> **Exercise instructions**
In the forum post below, list every header field of the quoted original message along with its value.

Re: Performance Large Files vs. Small Files

Thanks Jeff, very nice description of an important issue for all of us !
Hoping Tivoli puts all necessary ressources to improve this.

René Lambelet
Nestec S.A. / Informatique du Centre 
55, av. Nestlé  CH-1800 Vevey (Switzerland) 
*+41'21'924'35'43  7+41'21'924'28'88  * K4-117
email rene.lambelet AT nestle DOT com
Visit our site: http://www.nestle.com

        This message is intended only for the use of the addressee and 
        may contain information that is privileged and confidential.



> -----Original Message-----
> From: Jeff Connor [SMTP:connorj AT NIAGARAMOHAWK DOT COM]
> Sent: Thursday, February 15, 2001 8:01 PM
> To:   ADSM-L AT VM.MARIST DOT EDU
> Subject:      Re: Performance Large Files vs. Small Files
> 
> Diana,
> 
> Sorry to chime in late on this but you've hit a subject I've been
> struggling with for quite some time.
> 
> We have some pretty large Windows NT file and print servers using MSCS.
> Each server has lots of small files(1.5 to 2.5 million) and total disk
> space(the D: drive) between 150GB and 200GB, Compaq server, two 400mhz
> xeon
> with 400MB ram.  We have been running TSM on the mainframe since ADSM
> version 1 and are currently at 3.7 of the TSM server with 3.7.2.01 and
> 4.1.2 on the NT clients.
> 
>  Our Windows NT admins have had a concern for quite some time regarding
> TSM
> restore performance and how long it would take to restore that big old D:
> drive.  They don't see the value in TSM as a whole as compared to the
> competition they just want to know how fast can you recover my entire D:
> drive.  They decided they wanted to perform weekly full backups to direct
> attached DLT drives using Arcserve and would use the TSM incrementals to
> forward recover during full volume restore.   We had to finally recover
> one
> of those big D: drives this past September.  The Arcserve portion of the
> recovery took about 10 hours if I recall correctly.  The TSM forward
> recovery ran for 36 hours and only restored about 8.5GB.  They were not
> pleased.  It seems all that comparing took quite some time.   I've been
> trying to get to the root of the bottleneck since then.  I've worked with
> support on and off over the last few months performing various traces and
> the like.  At this point we are looking in the area of mainframe TCPIP and
> delay's in acknowledgments coming out of the mainframe during test
> restores.

> **Data records**
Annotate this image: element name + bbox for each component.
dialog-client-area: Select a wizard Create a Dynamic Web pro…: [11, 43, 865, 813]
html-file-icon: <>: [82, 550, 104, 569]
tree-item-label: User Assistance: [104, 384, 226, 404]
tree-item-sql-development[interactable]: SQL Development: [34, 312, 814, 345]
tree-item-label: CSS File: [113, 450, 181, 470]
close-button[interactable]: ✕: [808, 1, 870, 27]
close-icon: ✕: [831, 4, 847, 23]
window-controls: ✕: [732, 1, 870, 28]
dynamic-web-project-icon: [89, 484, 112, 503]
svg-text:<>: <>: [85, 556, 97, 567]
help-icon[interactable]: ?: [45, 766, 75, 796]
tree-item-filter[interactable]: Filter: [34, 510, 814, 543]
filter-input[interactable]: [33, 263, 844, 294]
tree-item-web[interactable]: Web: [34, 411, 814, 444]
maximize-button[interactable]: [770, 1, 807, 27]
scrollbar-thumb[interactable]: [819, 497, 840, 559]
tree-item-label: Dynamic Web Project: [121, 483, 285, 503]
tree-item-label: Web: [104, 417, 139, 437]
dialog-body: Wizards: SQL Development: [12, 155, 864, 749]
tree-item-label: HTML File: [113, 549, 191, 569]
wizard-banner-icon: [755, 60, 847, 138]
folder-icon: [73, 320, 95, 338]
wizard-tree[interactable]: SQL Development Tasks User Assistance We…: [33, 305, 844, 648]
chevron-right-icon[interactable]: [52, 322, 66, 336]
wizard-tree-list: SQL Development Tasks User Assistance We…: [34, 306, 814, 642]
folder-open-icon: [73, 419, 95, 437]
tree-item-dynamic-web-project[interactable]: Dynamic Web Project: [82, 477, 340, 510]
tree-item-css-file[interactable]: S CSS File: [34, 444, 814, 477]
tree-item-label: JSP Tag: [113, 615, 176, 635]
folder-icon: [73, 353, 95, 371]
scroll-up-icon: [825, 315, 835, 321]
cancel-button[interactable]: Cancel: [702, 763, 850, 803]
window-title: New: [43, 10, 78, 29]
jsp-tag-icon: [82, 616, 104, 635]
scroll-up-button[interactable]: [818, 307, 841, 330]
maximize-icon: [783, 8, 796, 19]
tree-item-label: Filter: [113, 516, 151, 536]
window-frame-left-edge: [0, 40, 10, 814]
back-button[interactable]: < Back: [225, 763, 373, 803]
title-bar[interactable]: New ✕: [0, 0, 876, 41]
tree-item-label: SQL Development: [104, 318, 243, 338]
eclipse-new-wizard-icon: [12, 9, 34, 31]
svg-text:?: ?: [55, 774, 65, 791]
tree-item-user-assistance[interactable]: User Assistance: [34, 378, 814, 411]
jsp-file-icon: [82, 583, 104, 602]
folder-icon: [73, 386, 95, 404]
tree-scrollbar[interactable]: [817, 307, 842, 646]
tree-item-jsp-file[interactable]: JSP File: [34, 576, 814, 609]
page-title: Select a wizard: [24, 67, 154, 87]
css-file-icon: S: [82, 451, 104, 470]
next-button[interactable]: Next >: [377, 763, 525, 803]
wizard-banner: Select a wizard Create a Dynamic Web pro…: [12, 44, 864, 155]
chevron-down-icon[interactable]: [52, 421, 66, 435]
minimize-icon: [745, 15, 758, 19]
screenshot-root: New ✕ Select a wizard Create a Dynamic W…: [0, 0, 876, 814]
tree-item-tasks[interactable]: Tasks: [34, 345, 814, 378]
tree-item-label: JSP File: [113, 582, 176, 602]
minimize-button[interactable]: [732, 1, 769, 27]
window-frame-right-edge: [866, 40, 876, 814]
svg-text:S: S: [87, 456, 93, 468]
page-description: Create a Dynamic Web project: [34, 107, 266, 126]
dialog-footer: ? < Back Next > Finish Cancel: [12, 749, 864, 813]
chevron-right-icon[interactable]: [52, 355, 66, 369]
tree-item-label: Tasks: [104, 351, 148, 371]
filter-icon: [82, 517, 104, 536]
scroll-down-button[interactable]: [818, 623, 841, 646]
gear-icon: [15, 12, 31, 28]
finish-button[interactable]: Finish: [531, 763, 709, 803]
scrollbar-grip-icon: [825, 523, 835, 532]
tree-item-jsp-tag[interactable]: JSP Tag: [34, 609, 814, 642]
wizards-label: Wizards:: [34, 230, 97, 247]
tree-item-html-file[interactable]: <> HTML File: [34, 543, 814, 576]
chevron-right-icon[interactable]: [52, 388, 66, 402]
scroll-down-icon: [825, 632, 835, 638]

> **Finished task**
From: Jeff Connor [SMTP:connorj AT NIAGARAMOHAWK DOT COM]
Sent: Thursday, February 15, 2001 8:01 PM
To: ADSM-L AT VM.MARIST DOT EDU
Subject: Re: Performance Large Files vs. Small Files